## begin

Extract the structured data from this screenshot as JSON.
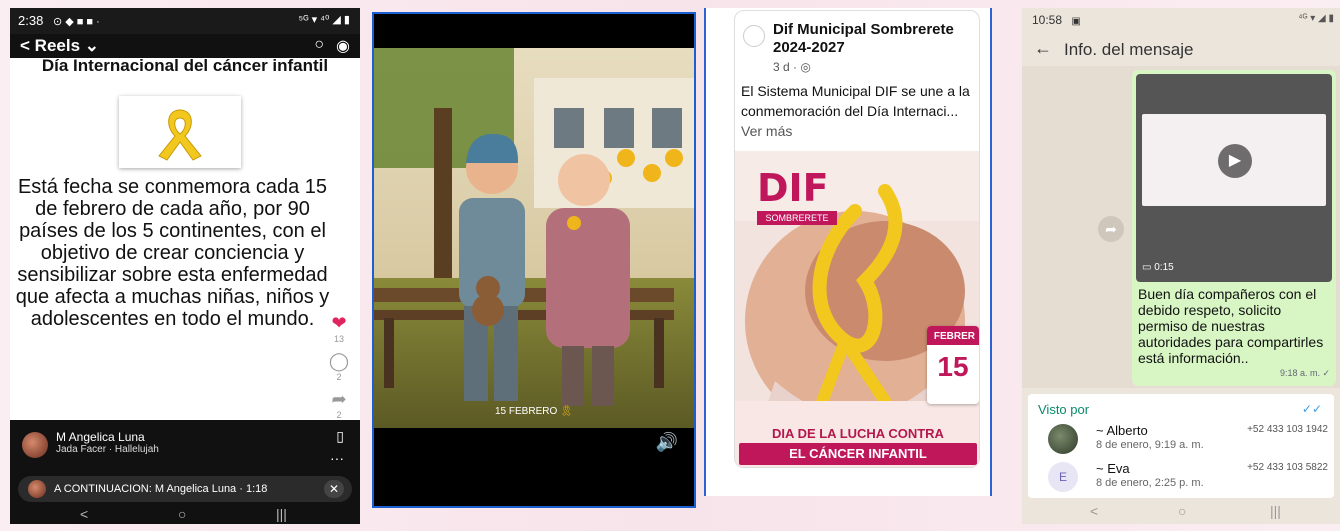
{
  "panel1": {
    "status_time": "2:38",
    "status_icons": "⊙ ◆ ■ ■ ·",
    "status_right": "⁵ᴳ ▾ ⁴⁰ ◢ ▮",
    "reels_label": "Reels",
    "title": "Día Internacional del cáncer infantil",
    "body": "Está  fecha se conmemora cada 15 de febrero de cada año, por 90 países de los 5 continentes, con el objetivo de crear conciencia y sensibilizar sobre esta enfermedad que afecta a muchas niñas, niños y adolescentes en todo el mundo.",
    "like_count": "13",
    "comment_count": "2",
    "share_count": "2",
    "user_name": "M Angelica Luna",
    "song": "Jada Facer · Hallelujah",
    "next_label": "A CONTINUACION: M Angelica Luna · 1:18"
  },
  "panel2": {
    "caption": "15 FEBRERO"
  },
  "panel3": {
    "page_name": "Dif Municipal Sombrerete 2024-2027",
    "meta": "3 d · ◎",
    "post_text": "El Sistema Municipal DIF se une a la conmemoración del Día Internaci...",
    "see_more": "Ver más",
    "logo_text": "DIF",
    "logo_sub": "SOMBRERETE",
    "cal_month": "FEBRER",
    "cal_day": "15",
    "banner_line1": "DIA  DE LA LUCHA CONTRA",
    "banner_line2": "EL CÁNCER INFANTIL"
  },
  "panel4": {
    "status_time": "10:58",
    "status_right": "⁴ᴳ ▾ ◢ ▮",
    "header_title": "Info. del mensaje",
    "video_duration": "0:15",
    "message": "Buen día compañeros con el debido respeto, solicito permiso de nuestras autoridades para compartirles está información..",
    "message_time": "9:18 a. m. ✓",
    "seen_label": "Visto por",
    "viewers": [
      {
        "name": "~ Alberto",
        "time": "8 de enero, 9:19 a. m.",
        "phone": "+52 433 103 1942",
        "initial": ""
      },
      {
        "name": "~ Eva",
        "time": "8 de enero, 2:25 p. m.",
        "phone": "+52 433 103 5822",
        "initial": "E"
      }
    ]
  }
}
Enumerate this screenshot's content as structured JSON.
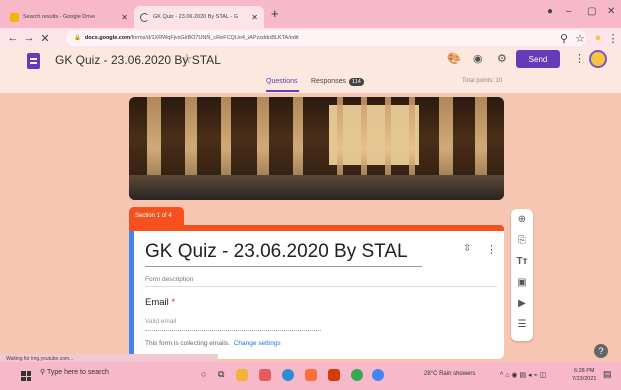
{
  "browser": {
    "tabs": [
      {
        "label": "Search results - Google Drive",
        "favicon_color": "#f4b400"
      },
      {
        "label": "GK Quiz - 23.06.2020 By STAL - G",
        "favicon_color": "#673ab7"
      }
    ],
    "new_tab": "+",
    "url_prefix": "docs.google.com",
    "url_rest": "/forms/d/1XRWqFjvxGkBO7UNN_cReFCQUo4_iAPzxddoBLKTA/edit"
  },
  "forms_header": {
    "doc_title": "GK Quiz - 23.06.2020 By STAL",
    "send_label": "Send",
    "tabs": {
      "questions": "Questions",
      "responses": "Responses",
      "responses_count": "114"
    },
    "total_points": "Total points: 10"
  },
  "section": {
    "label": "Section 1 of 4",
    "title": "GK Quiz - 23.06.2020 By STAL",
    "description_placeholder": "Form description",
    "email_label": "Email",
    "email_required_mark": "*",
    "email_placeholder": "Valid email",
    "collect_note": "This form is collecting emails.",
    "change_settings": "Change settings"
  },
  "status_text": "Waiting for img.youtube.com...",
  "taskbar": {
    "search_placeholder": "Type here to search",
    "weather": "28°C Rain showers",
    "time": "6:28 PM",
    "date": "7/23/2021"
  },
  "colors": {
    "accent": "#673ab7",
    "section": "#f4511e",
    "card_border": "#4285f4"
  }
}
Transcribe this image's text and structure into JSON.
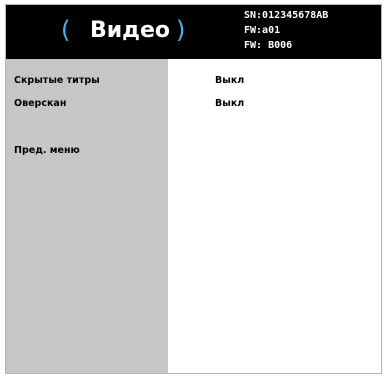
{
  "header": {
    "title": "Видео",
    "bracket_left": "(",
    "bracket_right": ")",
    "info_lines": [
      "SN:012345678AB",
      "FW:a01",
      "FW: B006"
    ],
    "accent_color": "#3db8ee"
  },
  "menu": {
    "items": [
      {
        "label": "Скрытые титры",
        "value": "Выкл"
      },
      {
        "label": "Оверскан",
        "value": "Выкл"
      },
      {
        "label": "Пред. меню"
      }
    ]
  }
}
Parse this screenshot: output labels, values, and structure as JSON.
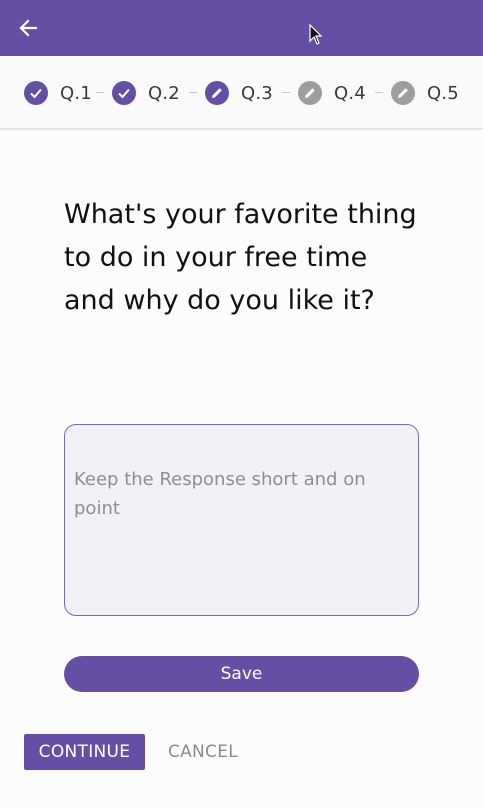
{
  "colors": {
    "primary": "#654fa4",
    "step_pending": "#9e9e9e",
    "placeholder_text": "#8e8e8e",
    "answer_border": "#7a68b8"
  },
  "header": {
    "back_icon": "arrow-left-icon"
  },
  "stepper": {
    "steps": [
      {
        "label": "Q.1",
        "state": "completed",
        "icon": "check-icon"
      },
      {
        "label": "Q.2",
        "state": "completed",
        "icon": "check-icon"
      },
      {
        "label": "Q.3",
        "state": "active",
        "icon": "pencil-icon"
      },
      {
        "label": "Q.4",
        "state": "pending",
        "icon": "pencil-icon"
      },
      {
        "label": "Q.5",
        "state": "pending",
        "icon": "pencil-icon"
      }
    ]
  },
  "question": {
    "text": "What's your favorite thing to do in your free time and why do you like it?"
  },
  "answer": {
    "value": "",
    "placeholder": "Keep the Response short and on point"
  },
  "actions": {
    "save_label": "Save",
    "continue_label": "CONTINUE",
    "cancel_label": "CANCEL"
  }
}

## end

Copy out every line where the word "screenshot" occurs.

Extract the structured data from this screenshot as JSON.
Enumerate this screenshot's content as structured JSON.
Parse this screenshot: output labels, values, and structure as JSON.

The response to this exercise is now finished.